Transcript data for document pages
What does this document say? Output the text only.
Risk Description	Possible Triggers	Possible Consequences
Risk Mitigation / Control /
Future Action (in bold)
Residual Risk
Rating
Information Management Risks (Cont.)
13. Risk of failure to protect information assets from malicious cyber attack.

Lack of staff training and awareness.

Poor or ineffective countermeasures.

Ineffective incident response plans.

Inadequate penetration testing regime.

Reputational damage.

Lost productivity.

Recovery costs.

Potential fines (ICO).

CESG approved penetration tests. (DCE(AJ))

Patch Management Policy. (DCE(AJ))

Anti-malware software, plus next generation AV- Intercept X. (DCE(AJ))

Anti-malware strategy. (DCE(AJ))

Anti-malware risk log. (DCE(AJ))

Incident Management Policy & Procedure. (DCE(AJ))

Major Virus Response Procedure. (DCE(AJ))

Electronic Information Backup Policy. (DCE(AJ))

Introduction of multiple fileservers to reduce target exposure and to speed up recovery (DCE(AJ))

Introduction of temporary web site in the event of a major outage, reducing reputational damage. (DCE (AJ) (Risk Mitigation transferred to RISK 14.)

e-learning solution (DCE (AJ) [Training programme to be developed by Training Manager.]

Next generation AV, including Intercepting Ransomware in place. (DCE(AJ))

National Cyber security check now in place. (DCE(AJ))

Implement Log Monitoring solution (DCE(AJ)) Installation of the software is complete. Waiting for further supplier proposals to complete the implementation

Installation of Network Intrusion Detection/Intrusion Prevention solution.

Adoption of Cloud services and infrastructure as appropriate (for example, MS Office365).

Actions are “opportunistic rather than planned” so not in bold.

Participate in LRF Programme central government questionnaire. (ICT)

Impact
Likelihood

Exercise requirements | Each line of the data is to be retyped exactly.

Response below |
What does this document say? Output the text only.
Risk Description	Possible Triggers	Possible Consequences
Risk Mitigation / Control /
Future Action (in bold)
Residual Risk
Rating
Information Management Risks (Cont.)
13. Risk of failure to protect information assets from malicious cyber attack.

Lack of staff training and awareness.

Poor or ineffective countermeasures.

Ineffective incident response plans.

Inadequate penetration testing regime.

Reputational damage.

Lost productivity.

Recovery costs.

Potential fines (ICO).

CESG approved penetration tests. (DCE(AJ))

Patch Management Policy. (DCE(AJ))

Anti-malware software, plus next generation AV- Intercept X. (DCE(AJ))

Anti-malware strategy. (DCE(AJ))

Anti-malware risk log. (DCE(AJ))

Incident Management Policy & Procedure. (DCE(AJ))

Major Virus Response Procedure. (DCE(AJ))

Electronic Information Backup Policy. (DCE(AJ))

Introduction of multiple fileservers to reduce target exposure and to speed up recovery (DCE(AJ))

Introduction of temporary web site in the event of a major outage, reducing reputational damage. (DCE (AJ) (Risk Mitigation transferred to RISK 14.)

e-learning solution (DCE (AJ) [Training programme to be developed by Training Manager.]

Next generation AV, including Intercepting Ransomware in place. (DCE(AJ))

National Cyber security check now in place. (DCE(AJ))

Implement Log Monitoring solution (DCE(AJ)) Installation of the software is complete. Waiting for further supplier proposals to complete the implementation

Installation of Network Intrusion Detection/Intrusion Prevention solution.

Adoption of Cloud services and infrastructure as appropriate (for example, MS Office365).

Actions are “opportunistic rather than planned” so not in bold.

Participate in LRF Programme central government questionnaire. (ICT)

Impact
Likelihood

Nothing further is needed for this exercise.